◆ INPUT:
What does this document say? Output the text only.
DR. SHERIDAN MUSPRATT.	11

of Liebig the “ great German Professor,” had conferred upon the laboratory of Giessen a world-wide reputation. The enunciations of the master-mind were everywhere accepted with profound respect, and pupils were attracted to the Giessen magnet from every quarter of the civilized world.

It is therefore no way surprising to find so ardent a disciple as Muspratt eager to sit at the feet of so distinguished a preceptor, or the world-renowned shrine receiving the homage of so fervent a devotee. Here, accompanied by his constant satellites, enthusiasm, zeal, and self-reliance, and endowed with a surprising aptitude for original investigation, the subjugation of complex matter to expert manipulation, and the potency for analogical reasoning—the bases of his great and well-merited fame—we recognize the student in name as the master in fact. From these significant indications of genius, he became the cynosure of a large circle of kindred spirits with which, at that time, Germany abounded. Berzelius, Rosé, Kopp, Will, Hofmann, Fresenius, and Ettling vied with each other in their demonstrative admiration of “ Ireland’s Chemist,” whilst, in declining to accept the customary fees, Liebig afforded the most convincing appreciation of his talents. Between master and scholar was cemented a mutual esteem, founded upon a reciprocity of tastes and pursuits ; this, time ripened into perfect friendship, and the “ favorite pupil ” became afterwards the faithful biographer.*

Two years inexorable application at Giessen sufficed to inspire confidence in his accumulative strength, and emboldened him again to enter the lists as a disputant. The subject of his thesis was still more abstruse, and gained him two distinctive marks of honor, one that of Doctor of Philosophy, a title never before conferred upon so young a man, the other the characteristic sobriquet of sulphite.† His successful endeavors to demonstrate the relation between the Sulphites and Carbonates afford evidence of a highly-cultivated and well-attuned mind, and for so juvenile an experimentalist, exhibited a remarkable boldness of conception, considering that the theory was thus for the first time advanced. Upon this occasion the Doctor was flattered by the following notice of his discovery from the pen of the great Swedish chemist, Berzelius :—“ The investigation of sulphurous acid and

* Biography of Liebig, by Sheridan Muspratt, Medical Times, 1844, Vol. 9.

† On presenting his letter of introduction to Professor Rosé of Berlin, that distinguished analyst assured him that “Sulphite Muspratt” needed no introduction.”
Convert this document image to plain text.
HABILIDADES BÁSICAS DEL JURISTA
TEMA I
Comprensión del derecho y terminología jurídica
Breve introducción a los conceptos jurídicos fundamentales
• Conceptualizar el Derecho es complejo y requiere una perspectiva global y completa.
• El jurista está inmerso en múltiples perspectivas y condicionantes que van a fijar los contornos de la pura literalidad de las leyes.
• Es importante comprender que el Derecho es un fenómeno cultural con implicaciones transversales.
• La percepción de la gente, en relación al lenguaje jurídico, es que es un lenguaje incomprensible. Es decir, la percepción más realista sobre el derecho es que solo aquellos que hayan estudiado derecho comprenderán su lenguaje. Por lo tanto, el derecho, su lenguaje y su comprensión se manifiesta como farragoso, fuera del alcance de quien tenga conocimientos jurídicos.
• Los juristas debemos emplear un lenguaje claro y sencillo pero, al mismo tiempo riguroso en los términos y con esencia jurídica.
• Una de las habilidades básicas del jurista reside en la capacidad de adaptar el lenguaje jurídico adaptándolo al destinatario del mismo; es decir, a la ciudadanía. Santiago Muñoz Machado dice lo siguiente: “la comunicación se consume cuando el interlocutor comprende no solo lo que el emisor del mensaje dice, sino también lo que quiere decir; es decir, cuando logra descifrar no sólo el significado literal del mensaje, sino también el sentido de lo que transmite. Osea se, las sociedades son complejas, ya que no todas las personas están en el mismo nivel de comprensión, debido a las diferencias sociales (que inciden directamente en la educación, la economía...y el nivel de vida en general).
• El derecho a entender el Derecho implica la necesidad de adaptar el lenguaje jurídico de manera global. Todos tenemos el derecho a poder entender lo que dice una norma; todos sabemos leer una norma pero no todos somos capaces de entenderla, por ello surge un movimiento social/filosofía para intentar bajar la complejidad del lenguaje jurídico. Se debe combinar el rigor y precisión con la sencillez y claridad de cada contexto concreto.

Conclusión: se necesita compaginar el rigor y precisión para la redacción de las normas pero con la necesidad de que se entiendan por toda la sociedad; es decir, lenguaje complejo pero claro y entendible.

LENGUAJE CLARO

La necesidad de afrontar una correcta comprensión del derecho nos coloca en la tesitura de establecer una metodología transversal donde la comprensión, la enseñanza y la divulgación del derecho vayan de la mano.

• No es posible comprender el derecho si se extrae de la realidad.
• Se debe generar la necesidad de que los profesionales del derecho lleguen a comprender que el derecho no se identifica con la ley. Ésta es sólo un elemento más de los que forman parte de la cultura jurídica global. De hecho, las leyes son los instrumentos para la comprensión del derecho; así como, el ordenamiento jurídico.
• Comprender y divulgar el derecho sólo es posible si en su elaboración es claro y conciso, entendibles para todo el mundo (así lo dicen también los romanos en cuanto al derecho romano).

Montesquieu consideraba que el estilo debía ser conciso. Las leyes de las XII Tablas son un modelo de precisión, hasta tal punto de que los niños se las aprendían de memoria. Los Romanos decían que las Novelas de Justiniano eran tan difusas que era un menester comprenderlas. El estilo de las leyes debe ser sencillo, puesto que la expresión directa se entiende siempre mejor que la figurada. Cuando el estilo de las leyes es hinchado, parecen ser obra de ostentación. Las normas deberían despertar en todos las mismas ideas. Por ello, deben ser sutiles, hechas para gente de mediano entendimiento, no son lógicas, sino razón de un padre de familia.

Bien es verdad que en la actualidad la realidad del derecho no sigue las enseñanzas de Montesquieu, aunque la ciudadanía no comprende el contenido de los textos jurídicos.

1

◆ WHAT THE EXERCISE ASKS: Transcribe every entry verbatim.

◆ TASK RESPONSE:
What does this document say? Output the text only.
DR. SHERIDAN MUSPRATT.	11

of Liebig the “ great German Professor,” had conferred upon the laboratory of Giessen a world-wide reputation. The enunciations of the master-mind were everywhere accepted with profound respect, and pupils were attracted to the Giessen magnet from every quarter of the civilized world.

It is therefore no way surprising to find so ardent a disciple as Muspratt eager to sit at the feet of so distinguished a preceptor, or the world-renowned shrine receiving the homage of so fervent a devotee. Here, accompanied by his constant satellites, enthusiasm, zeal, and self-reliance, and endowed with a surprising aptitude for original investigation, the subjugation of complex matter to expert manipulation, and the potency for analogical reasoning—the bases of his great and well-merited fame—we recognize the student in name as the master in fact. From these significant indications of genius, he became the cynosure of a large circle of kindred spirits with which, at that time, Germany abounded. Berzelius, Rosé, Kopp, Will, Hofmann, Fresenius, and Ettling vied with each other in their demonstrative admiration of “ Ireland’s Chemist,” whilst, in declining to accept the customary fees, Liebig afforded the most convincing appreciation of his talents. Between master and scholar was cemented a mutual esteem, founded upon a reciprocity of tastes and pursuits ; this, time ripened into perfect friendship, and the “ favorite pupil ” became afterwards the faithful biographer.*

Two years inexorable application at Giessen sufficed to inspire confidence in his accumulative strength, and emboldened him again to enter the lists as a disputant. The subject of his thesis was still more abstruse, and gained him two distinctive marks of honor, one that of Doctor of Philosophy, a title never before conferred upon so young a man, the other the characteristic sobriquet of sulphite.† His successful endeavors to demonstrate the relation between the Sulphites and Carbonates afford evidence of a highly-cultivated and well-attuned mind, and for so juvenile an experimentalist, exhibited a remarkable boldness of conception, considering that the theory was thus for the first time advanced. Upon this occasion the Doctor was flattered by the following notice of his discovery from the pen of the great Swedish chemist, Berzelius :—“ The investigation of sulphurous acid and

* Biography of Liebig, by Sheridan Muspratt, Medical Times, 1844, Vol. 9.

† On presenting his letter of introduction to Professor Rosé of Berlin, that distinguished analyst assured him that “Sulphite Muspratt” needed no introduction.”
Convert this document image to plain text.
HABILIDADES BÁSICAS DEL JURISTA
TEMA I
Comprensión del derecho y terminología jurídica
Breve introducción a los conceptos jurídicos fundamentales
• Conceptualizar el Derecho es complejo y requiere una perspectiva global y completa.
• El jurista está inmerso en múltiples perspectivas y condicionantes que van a fijar los contornos de la pura literalidad de las leyes.
• Es importante comprender que el Derecho es un fenómeno cultural con implicaciones transversales.
• La percepción de la gente, en relación al lenguaje jurídico, es que es un lenguaje incomprensible. Es decir, la percepción más realista sobre el derecho es que solo aquellos que hayan estudiado derecho comprenderán su lenguaje. Por lo tanto, el derecho, su lenguaje y su comprensión se manifiesta como farragoso, fuera del alcance de quien tenga conocimientos jurídicos.
• Los juristas debemos emplear un lenguaje claro y sencillo pero, al mismo tiempo riguroso en los términos y con esencia jurídica.
• Una de las habilidades básicas del jurista reside en la capacidad de adaptar el lenguaje jurídico adaptándolo al destinatario del mismo; es decir, a la ciudadanía. Santiago Muñoz Machado dice lo siguiente: “la comunicación se consume cuando el interlocutor comprende no solo lo que el emisor del mensaje dice, sino también lo que quiere decir; es decir, cuando logra descifrar no sólo el significado literal del mensaje, sino también el sentido de lo que transmite. Osea se, las sociedades son complejas, ya que no todas las personas están en el mismo nivel de comprensión, debido a las diferencias sociales (que inciden directamente en la educación, la economía...y el nivel de vida en general).
• El derecho a entender el Derecho implica la necesidad de adaptar el lenguaje jurídico de manera global. Todos tenemos el derecho a poder entender lo que dice una norma; todos sabemos leer una norma pero no todos somos capaces de entenderla, por ello surge un movimiento social/filosofía para intentar bajar la complejidad del lenguaje jurídico. Se debe combinar el rigor y precisión con la sencillez y claridad de cada contexto concreto.

Conclusión: se necesita compaginar el rigor y precisión para la redacción de las normas pero con la necesidad de que se entiendan por toda la sociedad; es decir, lenguaje complejo pero claro y entendible.

LENGUAJE CLARO

La necesidad de afrontar una correcta comprensión del derecho nos coloca en la tesitura de establecer una metodología transversal donde la comprensión, la enseñanza y la divulgación del derecho vayan de la mano.

• No es posible comprender el derecho si se extrae de la realidad.
• Se debe generar la necesidad de que los profesionales del derecho lleguen a comprender que el derecho no se identifica con la ley. Ésta es sólo un elemento más de los que forman parte de la cultura jurídica global. De hecho, las leyes son los instrumentos para la comprensión del derecho; así como, el ordenamiento jurídico.
• Comprender y divulgar el derecho sólo es posible si en su elaboración es claro y conciso, entendibles para todo el mundo (así lo dicen también los romanos en cuanto al derecho romano).

Montesquieu consideraba que el estilo debía ser conciso. Las leyes de las XII Tablas son un modelo de precisión, hasta tal punto de que los niños se las aprendían de memoria. Los Romanos decían que las Novelas de Justiniano eran tan difusas que era un menester comprenderlas. El estilo de las leyes debe ser sencillo, puesto que la expresión directa se entiende siempre mejor que la figurada. Cuando el estilo de las leyes es hinchado, parecen ser obra de ostentación. Las normas deberían despertar en todos las mismas ideas. Por ello, deben ser sutiles, hechas para gente de mediano entendimiento, no son lógicas, sino razón de un padre de familia.

Bien es verdad que en la actualidad la realidad del derecho no sigue las enseñanzas de Montesquieu, aunque la ciudadanía no comprende el contenido de los textos jurídicos.

1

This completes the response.